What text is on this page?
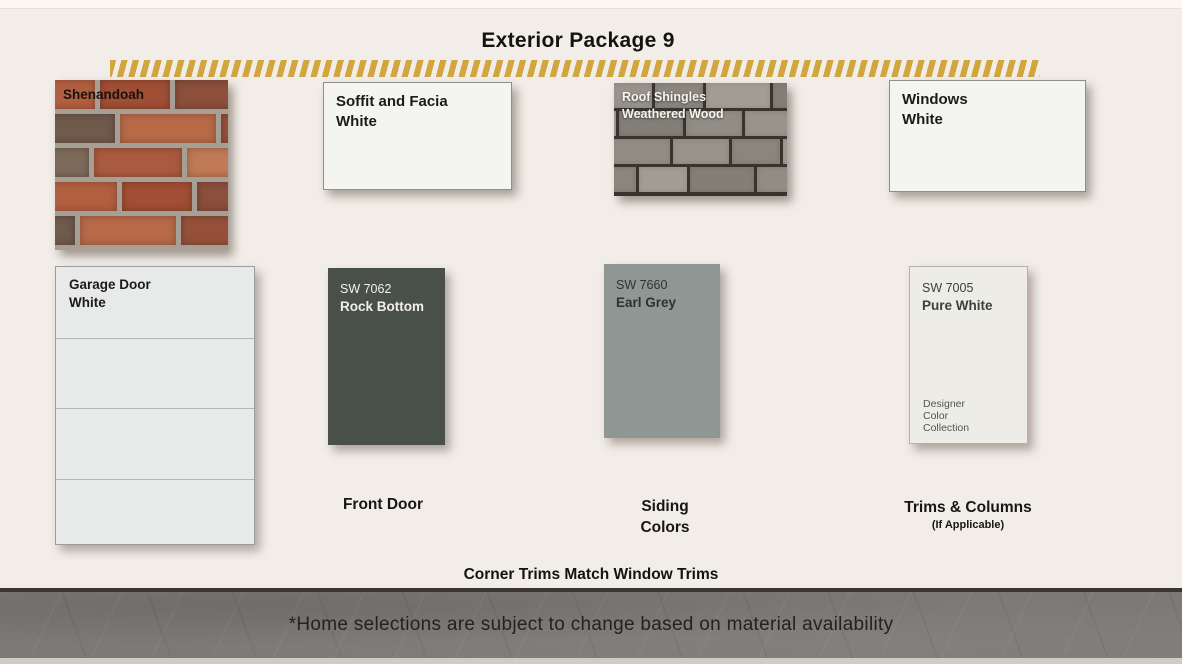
Exterior Package 9
Shenandoah	Soffit and Facia
White
Roof Shingles
Weathered Wood
Windows
White
Garage Door
White
SW 7062
Rock Bottom
SW 7660
Earl Grey
SW 7005
Pure White
Designer
Color
Collection
Front Door	Siding
Colors
Trims & Columns
(If Applicable)
Corner Trims Match Window Trims
*Home selections are subject to change based on material availability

::::::::

Set problem: What you return should match the records above word for word, minus the pictures.

Solved problem:
What text is on this page?
Exterior Package 9
Shenandoah	Soffit and Facia
White
Roof Shingles
Weathered Wood
Windows
White
Garage Door
White
SW 7062
Rock Bottom
SW 7660
Earl Grey
SW 7005
Pure White
Designer
Color
Collection
Front Door	Siding
Colors
Trims & Columns
(If Applicable)
Corner Trims Match Window Trims
*Home selections are subject to change based on material availability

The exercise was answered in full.